Please print all of the material below, word for word.

Data records

· · · · ·

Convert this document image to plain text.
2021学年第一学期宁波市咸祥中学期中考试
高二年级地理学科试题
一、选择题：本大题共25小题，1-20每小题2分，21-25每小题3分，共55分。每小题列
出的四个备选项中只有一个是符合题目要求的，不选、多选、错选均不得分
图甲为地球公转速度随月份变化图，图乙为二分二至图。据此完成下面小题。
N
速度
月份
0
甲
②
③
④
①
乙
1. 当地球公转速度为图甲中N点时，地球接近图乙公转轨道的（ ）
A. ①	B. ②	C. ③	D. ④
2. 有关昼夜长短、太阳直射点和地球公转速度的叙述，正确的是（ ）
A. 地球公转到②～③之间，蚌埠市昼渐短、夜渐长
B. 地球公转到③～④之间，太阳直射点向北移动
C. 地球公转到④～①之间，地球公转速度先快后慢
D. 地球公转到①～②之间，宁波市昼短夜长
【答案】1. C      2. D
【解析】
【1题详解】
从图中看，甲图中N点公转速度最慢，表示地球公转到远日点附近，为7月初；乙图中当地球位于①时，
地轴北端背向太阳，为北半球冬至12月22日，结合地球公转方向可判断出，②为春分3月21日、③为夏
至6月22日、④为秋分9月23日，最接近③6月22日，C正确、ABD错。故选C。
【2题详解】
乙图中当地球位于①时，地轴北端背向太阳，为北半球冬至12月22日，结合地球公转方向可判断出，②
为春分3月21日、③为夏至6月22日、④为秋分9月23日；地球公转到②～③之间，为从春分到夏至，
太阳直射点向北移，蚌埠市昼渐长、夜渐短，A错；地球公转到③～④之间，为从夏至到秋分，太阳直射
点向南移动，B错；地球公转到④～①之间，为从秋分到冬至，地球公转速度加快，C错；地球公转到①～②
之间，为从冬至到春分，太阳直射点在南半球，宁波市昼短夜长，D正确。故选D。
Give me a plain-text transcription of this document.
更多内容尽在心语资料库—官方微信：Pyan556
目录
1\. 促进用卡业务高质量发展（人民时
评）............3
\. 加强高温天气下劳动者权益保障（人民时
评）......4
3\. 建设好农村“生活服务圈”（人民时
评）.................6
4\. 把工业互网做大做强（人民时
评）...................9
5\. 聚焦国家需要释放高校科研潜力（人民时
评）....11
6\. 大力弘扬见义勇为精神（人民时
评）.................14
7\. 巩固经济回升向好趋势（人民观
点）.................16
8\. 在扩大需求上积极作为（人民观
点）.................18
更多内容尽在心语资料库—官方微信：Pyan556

· · · · ·

» EXERCISE SOLUTION:
Convert this document image to plain text.
2021学年第一学期宁波市咸祥中学期中考试
高二年级地理学科试题
一、选择题：本大题共25小题，1-20每小题2分，21-25每小题3分，共55分。每小题列
出的四个备选项中只有一个是符合题目要求的，不选、多选、错选均不得分
图甲为地球公转速度随月份变化图，图乙为二分二至图。据此完成下面小题。
N
速度
月份
0
甲
②
③
④
①
乙
1. 当地球公转速度为图甲中N点时，地球接近图乙公转轨道的（ ）
A. ①	B. ②	C. ③	D. ④
2. 有关昼夜长短、太阳直射点和地球公转速度的叙述，正确的是（ ）
A. 地球公转到②～③之间，蚌埠市昼渐短、夜渐长
B. 地球公转到③～④之间，太阳直射点向北移动
C. 地球公转到④～①之间，地球公转速度先快后慢
D. 地球公转到①～②之间，宁波市昼短夜长
【答案】1. C      2. D
【解析】
【1题详解】
从图中看，甲图中N点公转速度最慢，表示地球公转到远日点附近，为7月初；乙图中当地球位于①时，
地轴北端背向太阳，为北半球冬至12月22日，结合地球公转方向可判断出，②为春分3月21日、③为夏
至6月22日、④为秋分9月23日，最接近③6月22日，C正确、ABD错。故选C。
【2题详解】
乙图中当地球位于①时，地轴北端背向太阳，为北半球冬至12月22日，结合地球公转方向可判断出，②
为春分3月21日、③为夏至6月22日、④为秋分9月23日；地球公转到②～③之间，为从春分到夏至，
太阳直射点向北移，蚌埠市昼渐长、夜渐短，A错；地球公转到③～④之间，为从夏至到秋分，太阳直射
点向南移动，B错；地球公转到④～①之间，为从秋分到冬至，地球公转速度加快，C错；地球公转到①～②
之间，为从冬至到春分，太阳直射点在南半球，宁波市昼短夜长，D正确。故选D。
Give me a plain-text transcription of this document.
更多内容尽在心语资料库—官方微信：Pyan556
目录
1\. 促进用卡业务高质量发展（人民时
评）............3
\. 加强高温天气下劳动者权益保障（人民时
评）......4
3\. 建设好农村“生活服务圈”（人民时
评）.................6
4\. 把工业互网做大做强（人民时
评）...................9
5\. 聚焦国家需要释放高校科研潜力（人民时
评）....11
6\. 大力弘扬见义勇为精神（人民时
评）.................14
7\. 巩固经济回升向好趋势（人民观
点）.................16
8\. 在扩大需求上积极作为（人民观
点）.................18
更多内容尽在心语资料库—官方微信：Pyan556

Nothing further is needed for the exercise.